» **Set tasks**
• 1. From the lasagna garden article, extract everything from "Meanwhile, you've put" down to "seedling or seeds.".
• 2. In the lasagna garden article, which materials are listed for paths?
• 3. According to the lasagna garden article, why does smothering grass or weeds with layers of mulch and organic matter stop them from growing?

» **Selected extract**
········

Beginner's Luck: The Lasagna Garden
Supplies:
Newspaper
Water
source and hose
Organic
materials: grass clippings, compost, hay, straw, chopped leaves, weeds, rotted
manure
Clean
straw, wood chips, or bark mulch for paths
Everybody loves lasagna. The layers
of noodles, cheese and meat sauce are delicious! Well, with a Lasagna Garden,
you don't eat the garden itself - but you sure will enjoy eating any vegetables
you grow in this easy garden plan for beginners and experts alike.
The best thing about this garden
plan is that you don't need a fancy tiller or a lot of muscle power to make a
Lasagna Garden. It's easy enough for kids to do without complaining.
All you do is smother grass or weeds
with layers of mulch and organic matter - just like making the layers of
lasagna. By doing this, you're cutting off any unwanted plant growth, since the
unwanted plants - grass and weeds - can't get any light.
Meanwhile, you've put the
"ingredients" of your garden in position to encourage microorganisms in the soil
to make it more fertile by gradually eating up the stuff in your "lasagna" and
decomposing it into rich, garden soil.
Most Lasagna Gardeners let their
garden beds decompose throughout the fall and winter, and plant the bed in
spring. But you can plant in it right away in the spring. Just push aside a
little pocket in the mulch on the top layer, throw in some rich compost, and
place your seedling or seeds.
Note: Don't use grass clippings from
lawns that have been treated with pesticides and herbicides. Those chemicals
could find their way into any vegetable crops you're growing, and you wouldn't
want that.
So here are the steps:
1.

········

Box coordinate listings
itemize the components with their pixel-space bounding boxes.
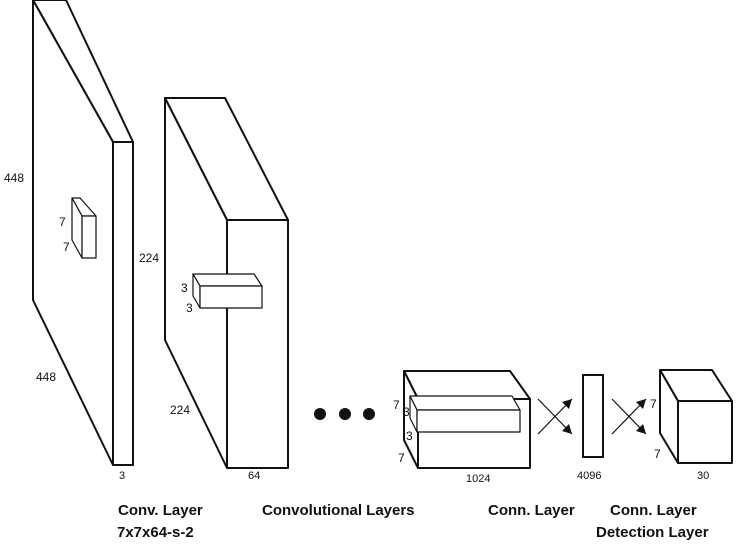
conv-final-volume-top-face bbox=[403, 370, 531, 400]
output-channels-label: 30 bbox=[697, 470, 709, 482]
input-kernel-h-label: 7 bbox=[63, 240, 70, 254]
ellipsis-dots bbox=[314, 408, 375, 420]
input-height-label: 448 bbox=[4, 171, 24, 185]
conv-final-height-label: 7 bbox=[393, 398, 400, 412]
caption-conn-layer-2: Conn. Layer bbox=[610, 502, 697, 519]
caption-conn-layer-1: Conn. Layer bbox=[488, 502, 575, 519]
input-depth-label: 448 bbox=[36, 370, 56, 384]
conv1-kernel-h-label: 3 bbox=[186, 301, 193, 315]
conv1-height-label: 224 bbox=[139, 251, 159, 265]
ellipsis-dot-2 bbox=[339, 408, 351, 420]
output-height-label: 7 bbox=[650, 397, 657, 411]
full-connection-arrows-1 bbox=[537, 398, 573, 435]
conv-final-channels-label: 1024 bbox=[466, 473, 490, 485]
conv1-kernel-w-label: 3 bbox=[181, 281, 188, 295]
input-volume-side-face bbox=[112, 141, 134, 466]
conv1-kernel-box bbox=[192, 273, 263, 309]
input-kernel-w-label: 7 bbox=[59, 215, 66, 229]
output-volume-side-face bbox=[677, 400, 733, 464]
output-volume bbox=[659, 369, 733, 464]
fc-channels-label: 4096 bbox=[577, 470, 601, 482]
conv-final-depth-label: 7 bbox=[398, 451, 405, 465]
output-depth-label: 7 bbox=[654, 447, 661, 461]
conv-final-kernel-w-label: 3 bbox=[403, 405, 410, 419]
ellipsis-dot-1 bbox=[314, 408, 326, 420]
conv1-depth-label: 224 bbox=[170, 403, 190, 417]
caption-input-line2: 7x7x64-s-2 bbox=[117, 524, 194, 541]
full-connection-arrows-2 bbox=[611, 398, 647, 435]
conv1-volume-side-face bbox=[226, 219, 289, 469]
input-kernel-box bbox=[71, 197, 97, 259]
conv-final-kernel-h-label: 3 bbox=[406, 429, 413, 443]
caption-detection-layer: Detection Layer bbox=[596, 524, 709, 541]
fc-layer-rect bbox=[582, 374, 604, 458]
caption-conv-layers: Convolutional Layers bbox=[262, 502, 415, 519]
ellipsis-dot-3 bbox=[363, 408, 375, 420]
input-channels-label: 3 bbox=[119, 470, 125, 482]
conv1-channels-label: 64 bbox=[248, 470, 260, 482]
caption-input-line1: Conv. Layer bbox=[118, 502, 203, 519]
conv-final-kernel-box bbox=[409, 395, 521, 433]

········

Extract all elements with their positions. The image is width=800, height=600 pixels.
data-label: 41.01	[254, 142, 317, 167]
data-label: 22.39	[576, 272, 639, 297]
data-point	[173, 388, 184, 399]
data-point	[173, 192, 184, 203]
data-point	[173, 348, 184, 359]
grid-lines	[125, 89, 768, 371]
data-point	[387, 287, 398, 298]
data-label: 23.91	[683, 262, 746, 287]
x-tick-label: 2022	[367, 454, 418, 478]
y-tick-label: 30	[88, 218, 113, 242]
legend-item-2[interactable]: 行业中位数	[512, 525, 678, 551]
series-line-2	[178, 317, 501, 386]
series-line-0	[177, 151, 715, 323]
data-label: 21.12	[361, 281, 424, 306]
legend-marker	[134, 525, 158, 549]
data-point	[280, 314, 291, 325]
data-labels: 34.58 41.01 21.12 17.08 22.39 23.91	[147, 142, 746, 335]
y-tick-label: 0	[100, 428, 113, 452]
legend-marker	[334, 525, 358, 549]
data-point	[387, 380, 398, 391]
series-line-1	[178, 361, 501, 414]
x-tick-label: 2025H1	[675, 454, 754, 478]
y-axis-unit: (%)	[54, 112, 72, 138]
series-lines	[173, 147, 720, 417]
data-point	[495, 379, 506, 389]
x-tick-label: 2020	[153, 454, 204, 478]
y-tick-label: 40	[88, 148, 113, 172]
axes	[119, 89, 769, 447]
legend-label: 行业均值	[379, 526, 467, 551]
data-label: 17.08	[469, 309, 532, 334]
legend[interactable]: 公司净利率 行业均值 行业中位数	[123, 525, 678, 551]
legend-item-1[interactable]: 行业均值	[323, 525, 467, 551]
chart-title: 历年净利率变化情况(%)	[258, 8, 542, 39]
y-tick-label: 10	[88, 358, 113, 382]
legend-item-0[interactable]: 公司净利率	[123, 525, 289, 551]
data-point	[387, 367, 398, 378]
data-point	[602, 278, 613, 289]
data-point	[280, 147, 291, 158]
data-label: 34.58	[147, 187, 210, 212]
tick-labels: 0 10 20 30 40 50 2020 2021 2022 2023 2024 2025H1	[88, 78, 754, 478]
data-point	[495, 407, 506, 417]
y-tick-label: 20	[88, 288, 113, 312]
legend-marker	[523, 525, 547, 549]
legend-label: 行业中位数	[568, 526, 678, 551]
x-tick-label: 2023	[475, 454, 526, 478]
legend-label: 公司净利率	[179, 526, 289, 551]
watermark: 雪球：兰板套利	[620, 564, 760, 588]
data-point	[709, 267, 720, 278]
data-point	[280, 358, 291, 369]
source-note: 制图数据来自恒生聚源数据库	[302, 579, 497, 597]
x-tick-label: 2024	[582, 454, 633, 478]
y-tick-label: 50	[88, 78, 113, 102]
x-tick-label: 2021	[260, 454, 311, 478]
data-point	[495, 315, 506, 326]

········

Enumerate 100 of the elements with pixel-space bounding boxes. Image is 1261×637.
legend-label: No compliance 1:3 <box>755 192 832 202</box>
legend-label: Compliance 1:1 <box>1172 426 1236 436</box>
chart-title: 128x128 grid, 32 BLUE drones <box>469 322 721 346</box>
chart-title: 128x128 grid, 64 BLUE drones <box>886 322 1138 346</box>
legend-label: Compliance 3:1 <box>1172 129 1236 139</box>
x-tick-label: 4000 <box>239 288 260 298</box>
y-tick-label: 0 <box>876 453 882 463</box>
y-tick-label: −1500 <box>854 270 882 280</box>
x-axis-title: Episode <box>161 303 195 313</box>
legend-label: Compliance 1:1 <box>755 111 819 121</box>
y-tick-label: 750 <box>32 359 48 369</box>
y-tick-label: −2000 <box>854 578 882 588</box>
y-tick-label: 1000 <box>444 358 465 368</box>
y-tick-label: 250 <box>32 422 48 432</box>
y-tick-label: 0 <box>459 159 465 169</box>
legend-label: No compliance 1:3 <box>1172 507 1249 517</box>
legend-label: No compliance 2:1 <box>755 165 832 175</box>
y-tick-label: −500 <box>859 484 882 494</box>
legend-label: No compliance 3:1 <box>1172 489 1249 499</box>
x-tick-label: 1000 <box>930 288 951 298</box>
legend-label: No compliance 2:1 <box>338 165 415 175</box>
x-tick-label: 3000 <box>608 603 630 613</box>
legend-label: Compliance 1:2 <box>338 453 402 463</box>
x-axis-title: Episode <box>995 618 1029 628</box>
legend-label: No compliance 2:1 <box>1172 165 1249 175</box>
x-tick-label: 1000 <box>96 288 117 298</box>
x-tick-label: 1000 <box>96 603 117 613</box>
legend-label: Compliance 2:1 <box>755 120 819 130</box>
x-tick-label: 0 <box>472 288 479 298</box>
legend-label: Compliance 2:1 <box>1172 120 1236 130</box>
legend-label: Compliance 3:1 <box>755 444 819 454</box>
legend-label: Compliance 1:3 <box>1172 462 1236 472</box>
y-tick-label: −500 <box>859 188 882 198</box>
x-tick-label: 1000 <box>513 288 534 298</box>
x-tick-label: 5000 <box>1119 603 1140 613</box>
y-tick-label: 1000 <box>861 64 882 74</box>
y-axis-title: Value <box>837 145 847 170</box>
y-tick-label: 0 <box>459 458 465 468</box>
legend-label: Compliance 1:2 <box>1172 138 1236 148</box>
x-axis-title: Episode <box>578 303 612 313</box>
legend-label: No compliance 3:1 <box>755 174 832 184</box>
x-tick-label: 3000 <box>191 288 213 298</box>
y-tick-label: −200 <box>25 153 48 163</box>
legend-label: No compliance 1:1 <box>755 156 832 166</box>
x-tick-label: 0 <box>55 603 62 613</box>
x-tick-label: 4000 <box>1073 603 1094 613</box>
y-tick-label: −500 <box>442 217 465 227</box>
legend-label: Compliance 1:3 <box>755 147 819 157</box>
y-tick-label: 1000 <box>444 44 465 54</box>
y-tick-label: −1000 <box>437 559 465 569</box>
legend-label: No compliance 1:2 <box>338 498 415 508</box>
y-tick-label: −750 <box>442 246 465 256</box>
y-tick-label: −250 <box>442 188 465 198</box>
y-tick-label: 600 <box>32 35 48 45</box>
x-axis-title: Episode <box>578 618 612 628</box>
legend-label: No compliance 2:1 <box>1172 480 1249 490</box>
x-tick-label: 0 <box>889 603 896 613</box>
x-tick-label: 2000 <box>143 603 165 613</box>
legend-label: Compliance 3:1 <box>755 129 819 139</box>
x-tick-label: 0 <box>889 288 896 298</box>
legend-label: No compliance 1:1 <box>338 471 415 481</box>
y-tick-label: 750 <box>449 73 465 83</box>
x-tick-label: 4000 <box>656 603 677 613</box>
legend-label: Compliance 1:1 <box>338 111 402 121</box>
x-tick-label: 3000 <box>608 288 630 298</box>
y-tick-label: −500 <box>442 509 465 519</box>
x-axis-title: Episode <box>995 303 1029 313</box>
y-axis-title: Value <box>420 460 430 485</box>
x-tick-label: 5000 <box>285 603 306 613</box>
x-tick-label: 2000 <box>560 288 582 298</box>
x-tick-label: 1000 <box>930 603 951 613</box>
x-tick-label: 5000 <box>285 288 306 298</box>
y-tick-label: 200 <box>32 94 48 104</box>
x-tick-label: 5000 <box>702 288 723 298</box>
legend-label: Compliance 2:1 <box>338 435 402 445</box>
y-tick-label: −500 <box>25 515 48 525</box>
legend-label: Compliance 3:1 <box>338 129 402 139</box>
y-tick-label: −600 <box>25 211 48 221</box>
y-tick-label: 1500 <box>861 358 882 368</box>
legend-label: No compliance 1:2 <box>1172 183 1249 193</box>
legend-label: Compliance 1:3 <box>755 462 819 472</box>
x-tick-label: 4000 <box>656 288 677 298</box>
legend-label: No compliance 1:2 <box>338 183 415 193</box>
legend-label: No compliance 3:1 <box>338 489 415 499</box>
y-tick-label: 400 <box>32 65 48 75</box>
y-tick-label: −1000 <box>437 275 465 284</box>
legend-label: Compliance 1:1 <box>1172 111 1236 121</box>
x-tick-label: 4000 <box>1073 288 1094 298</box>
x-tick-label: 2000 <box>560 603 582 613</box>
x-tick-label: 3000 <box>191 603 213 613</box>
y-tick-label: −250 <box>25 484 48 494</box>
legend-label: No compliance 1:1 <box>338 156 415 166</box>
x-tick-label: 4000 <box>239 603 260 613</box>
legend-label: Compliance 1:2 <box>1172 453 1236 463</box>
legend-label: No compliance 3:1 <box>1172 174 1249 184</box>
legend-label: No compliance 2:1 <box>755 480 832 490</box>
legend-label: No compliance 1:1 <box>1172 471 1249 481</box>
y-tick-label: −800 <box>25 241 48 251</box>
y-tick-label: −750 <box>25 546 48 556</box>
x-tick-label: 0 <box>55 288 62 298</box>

········

» **Solved tasks**
• 1.
Meanwhile, you've put the
"ingredients" of your garden in position to encourage microorganisms in the soil
to make it more fertile by gradually eating up the stuff in your "lasagna" and
decomposing it into rich, garden soil.
Most Lasagna Gardeners let their
garden beds decompose throughout the fall and winter, and plant the bed in
spring. But you can plant in it right away in the spring. Just push aside a
little pocket in the mulch on the top layer, throw in some rich compost, and
place your seedling or seeds.

• 2. Clean straw, wood chips, or bark mulch.

• 3. The layers cut off any unwanted plant growth because the grass and weeds underneath can't get any light.